::: EXERCISE MATERIALS :::

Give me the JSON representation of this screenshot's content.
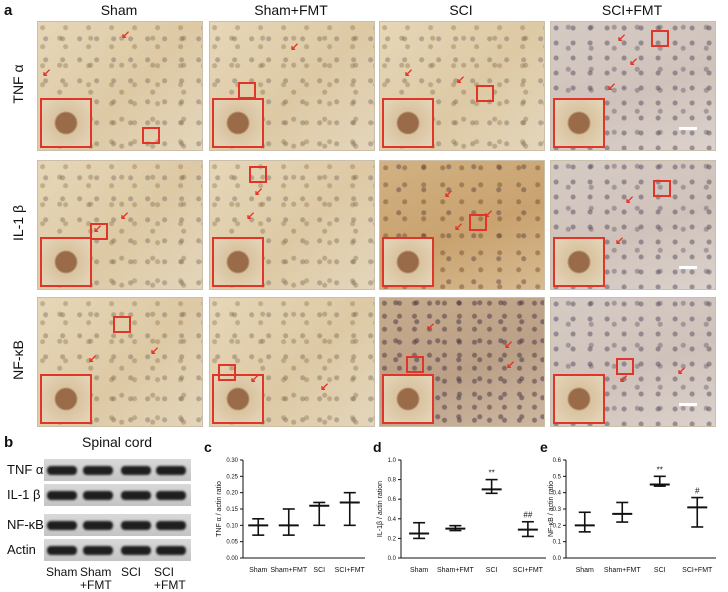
{
  "panel_a": {
    "letter": "a",
    "columns": [
      "Sham",
      "Sham+FMT",
      "SCI",
      "SCI+FMT"
    ],
    "rows": [
      "TNF α",
      "IL-1 β",
      "NF-κB"
    ]
  },
  "panel_b": {
    "letter": "b",
    "title": "Spinal cord",
    "row_labels": [
      "TNF α",
      "IL-1 β",
      "NF-κB",
      "Actin"
    ],
    "lane_labels": [
      {
        "line1": "Sham",
        "line2": ""
      },
      {
        "line1": "Sham",
        "line2": "+FMT"
      },
      {
        "line1": "SCI",
        "line2": ""
      },
      {
        "line1": "SCI",
        "line2": "+FMT"
      }
    ]
  },
  "chart_data": [
    {
      "panel": "c",
      "type": "scatter",
      "ylabel": "TNF α / actin ratio",
      "categories": [
        "Sham",
        "Sham+FMT",
        "SCI",
        "SCI+FMT"
      ],
      "mean": [
        0.1,
        0.1,
        0.16,
        0.17
      ],
      "low": [
        0.07,
        0.07,
        0.1,
        0.1
      ],
      "high": [
        0.12,
        0.15,
        0.17,
        0.2
      ],
      "ylim": [
        0.0,
        0.3
      ],
      "yticks": [
        "0.00",
        "0.05",
        "0.10",
        "0.15",
        "0.20",
        "0.25",
        "0.30"
      ],
      "annotations": [
        "",
        "",
        "",
        ""
      ]
    },
    {
      "panel": "d",
      "type": "scatter",
      "ylabel": "IL-1β / actin ration",
      "categories": [
        "Sham",
        "Sham+FMT",
        "SCI",
        "SCI+FMT"
      ],
      "mean": [
        0.25,
        0.3,
        0.7,
        0.29
      ],
      "low": [
        0.2,
        0.28,
        0.66,
        0.22
      ],
      "high": [
        0.36,
        0.33,
        0.8,
        0.37
      ],
      "ylim": [
        0.0,
        1.0
      ],
      "yticks": [
        "0.0",
        "0.2",
        "0.4",
        "0.6",
        "0.8",
        "1.0"
      ],
      "annotations": [
        "",
        "",
        "**",
        "##"
      ]
    },
    {
      "panel": "e",
      "type": "scatter",
      "ylabel": "NF-κB / actin ratio",
      "categories": [
        "Sham",
        "Sham+FMT",
        "SCI",
        "SCI+FMT"
      ],
      "mean": [
        0.2,
        0.27,
        0.45,
        0.31
      ],
      "low": [
        0.16,
        0.22,
        0.44,
        0.19
      ],
      "high": [
        0.28,
        0.34,
        0.5,
        0.37
      ],
      "ylim": [
        0.0,
        0.6
      ],
      "yticks": [
        "0.0",
        "0.1",
        "0.2",
        "0.3",
        "0.4",
        "0.5",
        "0.6"
      ],
      "annotations": [
        "",
        "",
        "**",
        "#"
      ]
    }
  ],
  "chart_letters": [
    "c",
    "d",
    "e"
  ],
  "colors": {
    "marker_red": "#e0362a",
    "ink": "#111111"
  }
}
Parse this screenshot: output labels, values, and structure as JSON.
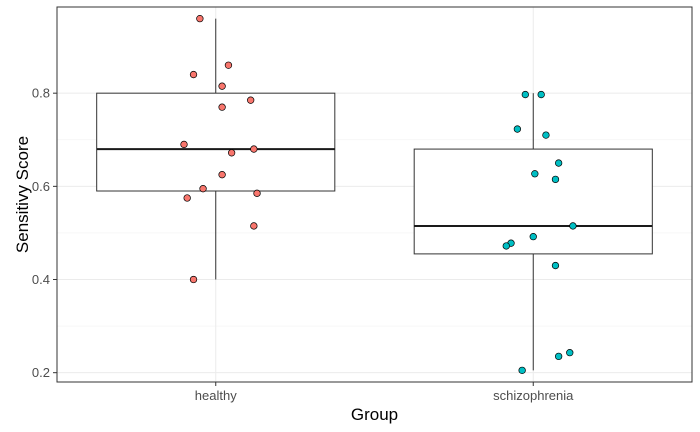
{
  "chart_data": {
    "type": "boxplot",
    "xlabel": "Group",
    "ylabel": "Sensitivy Score",
    "ylim": [
      0.18,
      0.985
    ],
    "yticks": [
      0.2,
      0.4,
      0.6,
      0.8
    ],
    "grid": true,
    "legend": "none",
    "categories": [
      "healthy",
      "schizophrenia"
    ],
    "groups": [
      {
        "category": "healthy",
        "color": "#F8766D",
        "box": {
          "q1": 0.59,
          "median": 0.68,
          "q3": 0.8,
          "whisker_low": 0.4,
          "whisker_high": 0.96
        },
        "points": [
          {
            "jitter": -0.05,
            "value": 0.96
          },
          {
            "jitter": 0.04,
            "value": 0.86
          },
          {
            "jitter": -0.07,
            "value": 0.84
          },
          {
            "jitter": 0.02,
            "value": 0.815
          },
          {
            "jitter": 0.11,
            "value": 0.785
          },
          {
            "jitter": 0.02,
            "value": 0.77
          },
          {
            "jitter": -0.1,
            "value": 0.69
          },
          {
            "jitter": 0.12,
            "value": 0.68
          },
          {
            "jitter": 0.05,
            "value": 0.672
          },
          {
            "jitter": 0.02,
            "value": 0.625
          },
          {
            "jitter": -0.04,
            "value": 0.595
          },
          {
            "jitter": 0.13,
            "value": 0.585
          },
          {
            "jitter": -0.09,
            "value": 0.575
          },
          {
            "jitter": 0.12,
            "value": 0.515
          },
          {
            "jitter": -0.07,
            "value": 0.4
          }
        ]
      },
      {
        "category": "schizophrenia",
        "color": "#00BFC4",
        "box": {
          "q1": 0.455,
          "median": 0.515,
          "q3": 0.68,
          "whisker_low": 0.205,
          "whisker_high": 0.8
        },
        "points": [
          {
            "jitter": -0.025,
            "value": 0.797
          },
          {
            "jitter": 0.025,
            "value": 0.797
          },
          {
            "jitter": -0.05,
            "value": 0.723
          },
          {
            "jitter": 0.04,
            "value": 0.71
          },
          {
            "jitter": 0.08,
            "value": 0.65
          },
          {
            "jitter": 0.005,
            "value": 0.627
          },
          {
            "jitter": 0.07,
            "value": 0.615
          },
          {
            "jitter": 0.125,
            "value": 0.515
          },
          {
            "jitter": 0.0,
            "value": 0.492
          },
          {
            "jitter": -0.07,
            "value": 0.478
          },
          {
            "jitter": -0.085,
            "value": 0.472
          },
          {
            "jitter": 0.07,
            "value": 0.43
          },
          {
            "jitter": 0.115,
            "value": 0.243
          },
          {
            "jitter": 0.08,
            "value": 0.235
          },
          {
            "jitter": -0.035,
            "value": 0.205
          }
        ]
      }
    ]
  }
}
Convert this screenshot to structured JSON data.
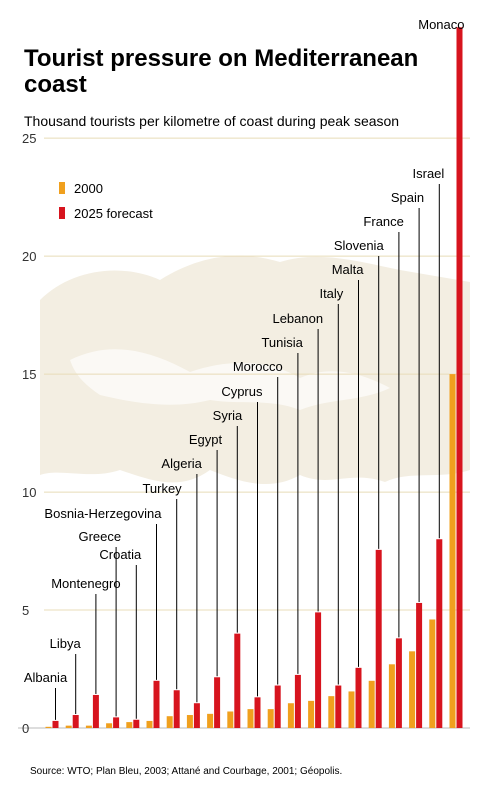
{
  "chart_data": {
    "type": "bar",
    "title": "Tourist pressure on Mediterranean coast",
    "subtitle": "Thousand tourists per kilometre of coast during peak season",
    "source": "Source: WTO; Plan Bleu, 2003; Attané and Courbage, 2001; Géopolis.",
    "ylim": [
      0,
      29.5
    ],
    "yticks": [
      0,
      5,
      10,
      15,
      20,
      25
    ],
    "grid": true,
    "legend_position": "top-left",
    "categories": [
      "Albania",
      "Libya",
      "Montenegro",
      "Greece",
      "Croatia",
      "Bosnia-Herzegovina",
      "Turkey",
      "Algeria",
      "Egypt",
      "Syria",
      "Cyprus",
      "Morocco",
      "Tunisia",
      "Lebanon",
      "Italy",
      "Malta",
      "Slovenia",
      "France",
      "Spain",
      "Israel",
      "Monaco"
    ],
    "series": [
      {
        "name": "2000",
        "color": "#f0a01e",
        "values": [
          0.05,
          0.1,
          0.1,
          0.2,
          0.25,
          0.3,
          0.5,
          0.55,
          0.6,
          0.7,
          0.8,
          0.8,
          1.05,
          1.15,
          1.35,
          1.55,
          2.0,
          2.7,
          3.25,
          4.6,
          15.0
        ]
      },
      {
        "name": "2025 forecast",
        "color": "#d7141e",
        "values": [
          0.3,
          0.55,
          1.4,
          0.45,
          0.35,
          2.0,
          1.6,
          1.05,
          2.15,
          4.0,
          1.3,
          1.8,
          2.25,
          4.9,
          1.8,
          2.55,
          7.55,
          3.8,
          5.3,
          8.0,
          29.7
        ]
      }
    ]
  }
}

:::

> **WHAT IS NEEDED**
Leave out the pictures and print every line of the data exactly.

> **COMPLETED EXERCISE**
Give me the JSON representation of this screenshot's content.
{
  "panel_a": {
    "letter": "a",
    "columns": [
      "Sham",
      "Sham+FMT",
      "SCI",
      "SCI+FMT"
    ],
    "rows": [
      "TNF α",
      "IL-1 β",
      "NF-κB"
    ]
  },
  "panel_b": {
    "letter": "b",
    "title": "Spinal cord",
    "row_labels": [
      "TNF α",
      "IL-1 β",
      "NF-κB",
      "Actin"
    ],
    "lane_labels": [
      {
        "line1": "Sham",
        "line2": ""
      },
      {
        "line1": "Sham",
        "line2": "+FMT"
      },
      {
        "line1": "SCI",
        "line2": ""
      },
      {
        "line1": "SCI",
        "line2": "+FMT"
      }
    ]
  },
  "chart_data": [
    {
      "panel": "c",
      "type": "scatter",
      "ylabel": "TNF α / actin ratio",
      "categories": [
        "Sham",
        "Sham+FMT",
        "SCI",
        "SCI+FMT"
      ],
      "mean": [
        0.1,
        0.1,
        0.16,
        0.17
      ],
      "low": [
        0.07,
        0.07,
        0.1,
        0.1
      ],
      "high": [
        0.12,
        0.15,
        0.17,
        0.2
      ],
      "ylim": [
        0.0,
        0.3
      ],
      "yticks": [
        "0.00",
        "0.05",
        "0.10",
        "0.15",
        "0.20",
        "0.25",
        "0.30"
      ],
      "annotations": [
        "",
        "",
        "",
        ""
      ]
    },
    {
      "panel": "d",
      "type": "scatter",
      "ylabel": "IL-1β / actin ration",
      "categories": [
        "Sham",
        "Sham+FMT",
        "SCI",
        "SCI+FMT"
      ],
      "mean": [
        0.25,
        0.3,
        0.7,
        0.29
      ],
      "low": [
        0.2,
        0.28,
        0.66,
        0.22
      ],
      "high": [
        0.36,
        0.33,
        0.8,
        0.37
      ],
      "ylim": [
        0.0,
        1.0
      ],
      "yticks": [
        "0.0",
        "0.2",
        "0.4",
        "0.6",
        "0.8",
        "1.0"
      ],
      "annotations": [
        "",
        "",
        "**",
        "##"
      ]
    },
    {
      "panel": "e",
      "type": "scatter",
      "ylabel": "NF-κB / actin ratio",
      "categories": [
        "Sham",
        "Sham+FMT",
        "SCI",
        "SCI+FMT"
      ],
      "mean": [
        0.2,
        0.27,
        0.45,
        0.31
      ],
      "low": [
        0.16,
        0.22,
        0.44,
        0.19
      ],
      "high": [
        0.28,
        0.34,
        0.5,
        0.37
      ],
      "ylim": [
        0.0,
        0.6
      ],
      "yticks": [
        "0.0",
        "0.1",
        "0.2",
        "0.3",
        "0.4",
        "0.5",
        "0.6"
      ],
      "annotations": [
        "",
        "",
        "**",
        "#"
      ]
    }
  ],
  "chart_letters": [
    "c",
    "d",
    "e"
  ],
  "colors": {
    "marker_red": "#e0362a",
    "ink": "#111111"
  }
}
Parse this screenshot: output labels, values, and structure as JSON.
{
  "chart_data": {
    "type": "boxplot",
    "xlabel": "Group",
    "ylabel": "Sensitivy Score",
    "ylim": [
      0.18,
      0.985
    ],
    "yticks": [
      0.2,
      0.4,
      0.6,
      0.8
    ],
    "grid": true,
    "legend": "none",
    "categories": [
      "healthy",
      "schizophrenia"
    ],
    "groups": [
      {
        "category": "healthy",
        "color": "#F8766D",
        "box": {
          "q1": 0.59,
          "median": 0.68,
          "q3": 0.8,
          "whisker_low": 0.4,
          "whisker_high": 0.96
        },
        "points": [
          {
            "jitter": -0.05,
            "value": 0.96
          },
          {
            "jitter": 0.04,
            "value": 0.86
          },
          {
            "jitter": -0.07,
            "value": 0.84
          },
          {
            "jitter": 0.02,
            "value": 0.815
          },
          {
            "jitter": 0.11,
            "value": 0.785
          },
          {
            "jitter": 0.02,
            "value": 0.77
          },
          {
            "jitter": -0.1,
            "value": 0.69
          },
          {
            "jitter": 0.12,
            "value": 0.68
          },
          {
            "jitter": 0.05,
            "value": 0.672
          },
          {
            "jitter": 0.02,
            "value": 0.625
          },
          {
            "jitter": -0.04,
            "value": 0.595
          },
          {
            "jitter": 0.13,
            "value": 0.585
          },
          {
            "jitter": -0.09,
            "value": 0.575
          },
          {
            "jitter": 0.12,
            "value": 0.515
          },
          {
            "jitter": -0.07,
            "value": 0.4
          }
        ]
      },
      {
        "category": "schizophrenia",
        "color": "#00BFC4",
        "box": {
          "q1": 0.455,
          "median": 0.515,
          "q3": 0.68,
          "whisker_low": 0.205,
          "whisker_high": 0.8
        },
        "points": [
          {
            "jitter": -0.025,
            "value": 0.797
          },
          {
            "jitter": 0.025,
            "value": 0.797
          },
          {
            "jitter": -0.05,
            "value": 0.723
          },
          {
            "jitter": 0.04,
            "value": 0.71
          },
          {
            "jitter": 0.08,
            "value": 0.65
          },
          {
            "jitter": 0.005,
            "value": 0.627
          },
          {
            "jitter": 0.07,
            "value": 0.615
          },
          {
            "jitter": 0.125,
            "value": 0.515
          },
          {
            "jitter": 0.0,
            "value": 0.492
          },
          {
            "jitter": -0.07,
            "value": 0.478
          },
          {
            "jitter": -0.085,
            "value": 0.472
          },
          {
            "jitter": 0.07,
            "value": 0.43
          },
          {
            "jitter": 0.115,
            "value": 0.243
          },
          {
            "jitter": 0.08,
            "value": 0.235
          },
          {
            "jitter": -0.035,
            "value": 0.205
          }
        ]
      }
    ]
  }
}
Convert this screenshot to structured JSON data.
{
  "chart_data": {
    "type": "bar",
    "title": "Tourist pressure on Mediterranean coast",
    "subtitle": "Thousand tourists per kilometre of coast during peak season",
    "source": "Source: WTO; Plan Bleu, 2003; Attané and Courbage, 2001; Géopolis.",
    "ylim": [
      0,
      29.5
    ],
    "yticks": [
      0,
      5,
      10,
      15,
      20,
      25
    ],
    "grid": true,
    "legend_position": "top-left",
    "categories": [
      "Albania",
      "Libya",
      "Montenegro",
      "Greece",
      "Croatia",
      "Bosnia-Herzegovina",
      "Turkey",
      "Algeria",
      "Egypt",
      "Syria",
      "Cyprus",
      "Morocco",
      "Tunisia",
      "Lebanon",
      "Italy",
      "Malta",
      "Slovenia",
      "France",
      "Spain",
      "Israel",
      "Monaco"
    ],
    "series": [
      {
        "name": "2000",
        "color": "#f0a01e",
        "values": [
          0.05,
          0.1,
          0.1,
          0.2,
          0.25,
          0.3,
          0.5,
          0.55,
          0.6,
          0.7,
          0.8,
          0.8,
          1.05,
          1.15,
          1.35,
          1.55,
          2.0,
          2.7,
          3.25,
          4.6,
          15.0
        ]
      },
      {
        "name": "2025 forecast",
        "color": "#d7141e",
        "values": [
          0.3,
          0.55,
          1.4,
          0.45,
          0.35,
          2.0,
          1.6,
          1.05,
          2.15,
          4.0,
          1.3,
          1.8,
          2.25,
          4.9,
          1.8,
          2.55,
          7.55,
          3.8,
          5.3,
          8.0,
          29.7
        ]
      }
    ]
  }
}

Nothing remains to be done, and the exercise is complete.